__Provided records__.
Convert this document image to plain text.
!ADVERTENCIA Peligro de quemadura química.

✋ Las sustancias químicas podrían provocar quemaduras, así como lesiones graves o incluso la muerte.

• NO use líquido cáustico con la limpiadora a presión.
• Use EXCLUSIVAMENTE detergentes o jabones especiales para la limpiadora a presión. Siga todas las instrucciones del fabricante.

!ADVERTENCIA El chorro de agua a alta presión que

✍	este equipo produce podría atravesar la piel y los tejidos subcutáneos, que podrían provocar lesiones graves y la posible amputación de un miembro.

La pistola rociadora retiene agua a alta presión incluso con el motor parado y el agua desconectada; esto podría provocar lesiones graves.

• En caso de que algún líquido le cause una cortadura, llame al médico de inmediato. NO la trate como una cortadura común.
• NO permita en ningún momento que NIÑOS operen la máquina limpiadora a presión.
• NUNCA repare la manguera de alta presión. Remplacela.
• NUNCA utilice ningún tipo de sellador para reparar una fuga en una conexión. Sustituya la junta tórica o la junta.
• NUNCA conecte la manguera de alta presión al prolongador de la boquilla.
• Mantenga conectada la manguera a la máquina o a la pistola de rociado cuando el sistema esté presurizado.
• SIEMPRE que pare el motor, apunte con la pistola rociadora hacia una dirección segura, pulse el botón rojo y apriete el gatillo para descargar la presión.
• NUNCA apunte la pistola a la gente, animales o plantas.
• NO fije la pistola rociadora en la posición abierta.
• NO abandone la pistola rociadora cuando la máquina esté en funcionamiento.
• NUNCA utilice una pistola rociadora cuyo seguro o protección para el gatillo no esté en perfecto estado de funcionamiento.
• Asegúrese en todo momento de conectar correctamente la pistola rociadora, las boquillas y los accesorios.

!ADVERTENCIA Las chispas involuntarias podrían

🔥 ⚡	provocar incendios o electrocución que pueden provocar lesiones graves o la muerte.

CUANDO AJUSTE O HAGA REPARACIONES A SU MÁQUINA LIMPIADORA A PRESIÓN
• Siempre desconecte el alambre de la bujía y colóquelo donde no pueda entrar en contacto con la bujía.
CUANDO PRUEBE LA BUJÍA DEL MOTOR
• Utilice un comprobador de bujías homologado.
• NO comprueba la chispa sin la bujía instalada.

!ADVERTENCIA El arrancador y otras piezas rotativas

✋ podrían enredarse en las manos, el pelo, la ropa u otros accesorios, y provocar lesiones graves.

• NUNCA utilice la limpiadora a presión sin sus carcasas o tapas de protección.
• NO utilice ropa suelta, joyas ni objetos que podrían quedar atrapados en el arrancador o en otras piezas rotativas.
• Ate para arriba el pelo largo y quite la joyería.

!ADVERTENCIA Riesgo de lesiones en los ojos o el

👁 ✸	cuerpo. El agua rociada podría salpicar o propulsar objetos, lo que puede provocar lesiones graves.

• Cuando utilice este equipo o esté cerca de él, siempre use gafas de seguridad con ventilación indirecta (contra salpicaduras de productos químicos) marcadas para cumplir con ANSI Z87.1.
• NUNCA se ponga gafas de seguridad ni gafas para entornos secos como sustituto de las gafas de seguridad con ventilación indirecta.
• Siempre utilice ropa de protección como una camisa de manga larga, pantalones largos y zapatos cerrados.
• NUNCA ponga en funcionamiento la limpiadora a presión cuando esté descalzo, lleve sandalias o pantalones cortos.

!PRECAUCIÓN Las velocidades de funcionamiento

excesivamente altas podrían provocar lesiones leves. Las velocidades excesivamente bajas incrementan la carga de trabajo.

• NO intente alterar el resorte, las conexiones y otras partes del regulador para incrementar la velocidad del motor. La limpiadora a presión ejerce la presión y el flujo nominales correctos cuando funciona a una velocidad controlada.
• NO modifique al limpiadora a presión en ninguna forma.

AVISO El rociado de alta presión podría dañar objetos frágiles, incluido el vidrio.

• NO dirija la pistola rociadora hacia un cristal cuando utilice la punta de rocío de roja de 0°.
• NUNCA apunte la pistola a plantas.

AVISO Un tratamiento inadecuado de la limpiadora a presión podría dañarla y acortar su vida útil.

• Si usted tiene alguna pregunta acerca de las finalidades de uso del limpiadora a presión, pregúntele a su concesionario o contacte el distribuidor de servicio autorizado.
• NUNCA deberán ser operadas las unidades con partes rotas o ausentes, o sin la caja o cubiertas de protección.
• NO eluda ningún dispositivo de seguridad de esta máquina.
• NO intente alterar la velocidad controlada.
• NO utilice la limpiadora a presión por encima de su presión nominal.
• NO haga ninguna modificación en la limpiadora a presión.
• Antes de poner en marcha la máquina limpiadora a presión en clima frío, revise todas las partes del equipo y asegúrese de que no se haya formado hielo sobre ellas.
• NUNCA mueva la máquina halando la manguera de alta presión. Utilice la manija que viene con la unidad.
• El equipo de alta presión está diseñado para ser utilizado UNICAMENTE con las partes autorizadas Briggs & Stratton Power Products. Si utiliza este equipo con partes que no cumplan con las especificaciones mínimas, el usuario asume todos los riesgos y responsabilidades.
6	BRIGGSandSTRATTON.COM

__Do this__.
Show, from the material above, each line that includes the string "pelo".

__Exercise result__.
✋ podrían enredarse en las manos, el pelo, la ropa u otros accesorios, y provocar lesiones graves.
• Ate para arriba el pelo largo y quite la joyería.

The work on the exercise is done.